### WHAT IS EXPECTED
Copy out each line that includes the word "JSON".

### Collected data
• • • •

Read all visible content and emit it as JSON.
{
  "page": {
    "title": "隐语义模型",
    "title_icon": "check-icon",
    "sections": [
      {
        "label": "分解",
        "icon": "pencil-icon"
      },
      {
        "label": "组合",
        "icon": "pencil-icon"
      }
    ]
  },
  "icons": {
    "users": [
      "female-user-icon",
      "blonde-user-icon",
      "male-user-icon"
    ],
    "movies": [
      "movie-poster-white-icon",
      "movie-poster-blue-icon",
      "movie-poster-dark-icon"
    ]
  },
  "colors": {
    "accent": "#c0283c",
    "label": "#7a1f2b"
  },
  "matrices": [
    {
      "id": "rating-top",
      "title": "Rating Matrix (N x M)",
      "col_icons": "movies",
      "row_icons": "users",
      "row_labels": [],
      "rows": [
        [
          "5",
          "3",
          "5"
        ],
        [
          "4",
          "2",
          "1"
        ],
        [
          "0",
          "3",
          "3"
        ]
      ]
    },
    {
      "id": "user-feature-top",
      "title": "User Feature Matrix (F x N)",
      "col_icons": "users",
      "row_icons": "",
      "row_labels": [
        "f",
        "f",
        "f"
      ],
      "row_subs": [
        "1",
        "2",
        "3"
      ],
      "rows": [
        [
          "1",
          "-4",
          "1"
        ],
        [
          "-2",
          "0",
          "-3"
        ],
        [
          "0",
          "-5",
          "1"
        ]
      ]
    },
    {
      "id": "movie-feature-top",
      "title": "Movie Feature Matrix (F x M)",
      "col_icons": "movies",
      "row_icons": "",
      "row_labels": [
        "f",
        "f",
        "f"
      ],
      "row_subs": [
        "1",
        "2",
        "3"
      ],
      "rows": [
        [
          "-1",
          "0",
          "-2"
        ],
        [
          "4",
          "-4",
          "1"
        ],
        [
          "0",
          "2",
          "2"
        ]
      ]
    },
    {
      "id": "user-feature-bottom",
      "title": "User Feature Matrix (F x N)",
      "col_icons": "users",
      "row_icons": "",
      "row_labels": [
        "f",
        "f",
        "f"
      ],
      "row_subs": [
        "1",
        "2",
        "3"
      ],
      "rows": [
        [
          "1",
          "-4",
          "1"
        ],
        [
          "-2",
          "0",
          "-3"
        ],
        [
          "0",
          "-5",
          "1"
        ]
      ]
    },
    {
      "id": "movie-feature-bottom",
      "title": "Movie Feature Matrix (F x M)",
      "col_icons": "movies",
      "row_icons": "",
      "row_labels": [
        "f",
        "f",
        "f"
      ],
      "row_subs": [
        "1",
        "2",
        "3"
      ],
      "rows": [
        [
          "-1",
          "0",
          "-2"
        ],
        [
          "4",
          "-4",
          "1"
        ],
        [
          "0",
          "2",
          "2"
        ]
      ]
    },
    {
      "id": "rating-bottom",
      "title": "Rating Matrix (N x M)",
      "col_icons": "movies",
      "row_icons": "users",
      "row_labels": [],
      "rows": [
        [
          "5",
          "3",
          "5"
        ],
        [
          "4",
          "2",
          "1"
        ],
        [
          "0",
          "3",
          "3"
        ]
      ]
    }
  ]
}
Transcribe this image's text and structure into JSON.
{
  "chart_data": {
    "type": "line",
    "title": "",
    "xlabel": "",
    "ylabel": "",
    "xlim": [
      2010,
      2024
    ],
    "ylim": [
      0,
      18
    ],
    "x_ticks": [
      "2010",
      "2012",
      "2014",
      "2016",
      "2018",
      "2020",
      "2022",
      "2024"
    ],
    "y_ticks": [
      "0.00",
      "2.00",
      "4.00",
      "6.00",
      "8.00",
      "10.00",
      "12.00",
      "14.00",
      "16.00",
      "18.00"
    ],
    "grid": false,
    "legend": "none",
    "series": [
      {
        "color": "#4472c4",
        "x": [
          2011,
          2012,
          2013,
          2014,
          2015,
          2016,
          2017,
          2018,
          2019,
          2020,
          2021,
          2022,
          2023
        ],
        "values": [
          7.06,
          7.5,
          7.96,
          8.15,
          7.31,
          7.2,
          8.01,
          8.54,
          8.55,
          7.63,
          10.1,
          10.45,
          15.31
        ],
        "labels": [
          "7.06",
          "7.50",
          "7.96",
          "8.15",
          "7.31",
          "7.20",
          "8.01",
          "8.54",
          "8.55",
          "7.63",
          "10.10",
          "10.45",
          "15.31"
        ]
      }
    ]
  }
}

• • • •

### OUTPUT FOR THIS TASK
Read all visible content and emit it as JSON.
Transcribe this image's text and structure into JSON.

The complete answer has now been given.